(What you should do)
Reproduce the records below from their first line up to and including the line that contains "cell-inner-tube: EPDM: [402, 194, 483, 220]".

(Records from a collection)
____________________

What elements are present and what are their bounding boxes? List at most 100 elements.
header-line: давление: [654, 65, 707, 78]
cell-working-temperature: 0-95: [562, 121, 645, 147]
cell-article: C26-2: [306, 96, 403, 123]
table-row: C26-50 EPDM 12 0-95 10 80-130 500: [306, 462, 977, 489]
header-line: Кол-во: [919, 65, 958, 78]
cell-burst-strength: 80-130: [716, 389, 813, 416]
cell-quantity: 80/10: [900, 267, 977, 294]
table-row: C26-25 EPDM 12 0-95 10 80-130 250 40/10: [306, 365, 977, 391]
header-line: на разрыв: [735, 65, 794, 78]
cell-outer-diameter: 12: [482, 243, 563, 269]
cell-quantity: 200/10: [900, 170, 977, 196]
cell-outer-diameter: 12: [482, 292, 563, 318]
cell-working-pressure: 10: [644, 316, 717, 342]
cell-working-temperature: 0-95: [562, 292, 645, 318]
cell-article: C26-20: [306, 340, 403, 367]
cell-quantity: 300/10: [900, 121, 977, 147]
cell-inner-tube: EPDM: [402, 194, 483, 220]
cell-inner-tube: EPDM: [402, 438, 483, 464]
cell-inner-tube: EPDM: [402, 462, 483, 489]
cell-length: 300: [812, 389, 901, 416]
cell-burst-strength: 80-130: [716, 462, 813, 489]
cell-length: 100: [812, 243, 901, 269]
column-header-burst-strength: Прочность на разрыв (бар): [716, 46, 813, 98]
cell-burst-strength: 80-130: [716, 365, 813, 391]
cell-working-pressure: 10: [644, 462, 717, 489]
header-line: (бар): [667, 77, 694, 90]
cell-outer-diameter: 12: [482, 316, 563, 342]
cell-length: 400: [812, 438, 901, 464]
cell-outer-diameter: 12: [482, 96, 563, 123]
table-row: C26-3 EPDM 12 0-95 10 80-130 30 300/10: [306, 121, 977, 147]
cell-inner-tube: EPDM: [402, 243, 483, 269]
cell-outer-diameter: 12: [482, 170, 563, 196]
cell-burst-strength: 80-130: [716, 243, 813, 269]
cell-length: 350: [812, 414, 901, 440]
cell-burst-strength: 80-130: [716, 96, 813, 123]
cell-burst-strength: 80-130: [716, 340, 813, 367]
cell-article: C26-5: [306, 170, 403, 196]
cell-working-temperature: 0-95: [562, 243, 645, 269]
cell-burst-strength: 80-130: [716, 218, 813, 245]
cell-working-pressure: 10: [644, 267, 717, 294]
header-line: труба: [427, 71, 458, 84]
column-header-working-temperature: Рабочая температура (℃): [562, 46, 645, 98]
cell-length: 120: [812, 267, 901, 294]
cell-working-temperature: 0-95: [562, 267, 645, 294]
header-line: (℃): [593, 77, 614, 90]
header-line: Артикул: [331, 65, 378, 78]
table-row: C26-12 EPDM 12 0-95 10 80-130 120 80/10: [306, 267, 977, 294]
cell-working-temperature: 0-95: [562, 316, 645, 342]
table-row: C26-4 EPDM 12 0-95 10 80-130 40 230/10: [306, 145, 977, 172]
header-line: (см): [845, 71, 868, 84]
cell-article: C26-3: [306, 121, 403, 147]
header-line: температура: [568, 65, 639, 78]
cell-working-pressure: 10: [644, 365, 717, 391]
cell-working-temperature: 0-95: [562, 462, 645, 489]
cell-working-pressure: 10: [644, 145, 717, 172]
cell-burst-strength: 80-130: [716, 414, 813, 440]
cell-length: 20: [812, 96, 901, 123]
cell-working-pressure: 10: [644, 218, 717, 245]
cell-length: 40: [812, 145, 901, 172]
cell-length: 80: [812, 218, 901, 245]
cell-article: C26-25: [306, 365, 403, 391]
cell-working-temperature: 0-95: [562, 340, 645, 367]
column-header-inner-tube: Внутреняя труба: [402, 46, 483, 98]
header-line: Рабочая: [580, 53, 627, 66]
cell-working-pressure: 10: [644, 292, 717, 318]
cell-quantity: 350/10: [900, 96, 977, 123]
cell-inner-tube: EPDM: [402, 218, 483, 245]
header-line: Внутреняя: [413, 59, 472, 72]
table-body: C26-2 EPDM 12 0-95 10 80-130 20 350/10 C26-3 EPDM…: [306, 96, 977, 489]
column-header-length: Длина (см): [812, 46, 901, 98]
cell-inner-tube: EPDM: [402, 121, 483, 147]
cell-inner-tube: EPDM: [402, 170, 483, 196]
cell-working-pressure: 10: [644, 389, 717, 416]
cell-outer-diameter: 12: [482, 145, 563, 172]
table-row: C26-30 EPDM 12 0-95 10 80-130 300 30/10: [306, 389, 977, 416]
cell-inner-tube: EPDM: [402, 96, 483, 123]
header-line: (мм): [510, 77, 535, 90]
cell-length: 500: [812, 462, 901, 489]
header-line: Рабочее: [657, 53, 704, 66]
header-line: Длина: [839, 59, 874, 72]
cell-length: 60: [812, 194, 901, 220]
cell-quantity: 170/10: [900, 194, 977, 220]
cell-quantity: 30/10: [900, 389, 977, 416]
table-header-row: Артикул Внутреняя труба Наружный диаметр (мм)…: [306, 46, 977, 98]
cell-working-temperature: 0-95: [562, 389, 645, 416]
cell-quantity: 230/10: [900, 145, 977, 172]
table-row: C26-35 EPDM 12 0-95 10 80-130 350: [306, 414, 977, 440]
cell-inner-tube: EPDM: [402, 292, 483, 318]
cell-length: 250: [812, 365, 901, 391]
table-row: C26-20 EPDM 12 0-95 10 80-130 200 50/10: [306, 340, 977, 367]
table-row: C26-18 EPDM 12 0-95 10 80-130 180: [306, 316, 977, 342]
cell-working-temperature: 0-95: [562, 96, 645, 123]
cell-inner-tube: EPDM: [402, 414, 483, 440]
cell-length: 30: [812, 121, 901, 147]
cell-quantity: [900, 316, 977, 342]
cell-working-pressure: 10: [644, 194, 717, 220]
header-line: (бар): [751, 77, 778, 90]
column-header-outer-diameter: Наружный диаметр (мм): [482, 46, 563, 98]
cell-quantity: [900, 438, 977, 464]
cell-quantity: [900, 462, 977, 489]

____________________

(Final answer)
What elements are present and what are their bounding boxes? List at most 100 elements.
header-line: давление: [654, 65, 707, 78]
cell-working-temperature: 0-95: [562, 121, 645, 147]
cell-article: C26-2: [306, 96, 403, 123]
table-row: C26-50 EPDM 12 0-95 10 80-130 500: [306, 462, 977, 489]
header-line: Кол-во: [919, 65, 958, 78]
cell-burst-strength: 80-130: [716, 389, 813, 416]
cell-quantity: 80/10: [900, 267, 977, 294]
table-row: C26-25 EPDM 12 0-95 10 80-130 250 40/10: [306, 365, 977, 391]
header-line: на разрыв: [735, 65, 794, 78]
cell-outer-diameter: 12: [482, 243, 563, 269]
cell-quantity: 200/10: [900, 170, 977, 196]
cell-outer-diameter: 12: [482, 292, 563, 318]
cell-working-pressure: 10: [644, 316, 717, 342]
cell-working-temperature: 0-95: [562, 292, 645, 318]
cell-article: C26-20: [306, 340, 403, 367]
cell-quantity: 300/10: [900, 121, 977, 147]
cell-inner-tube: EPDM: [402, 194, 483, 220]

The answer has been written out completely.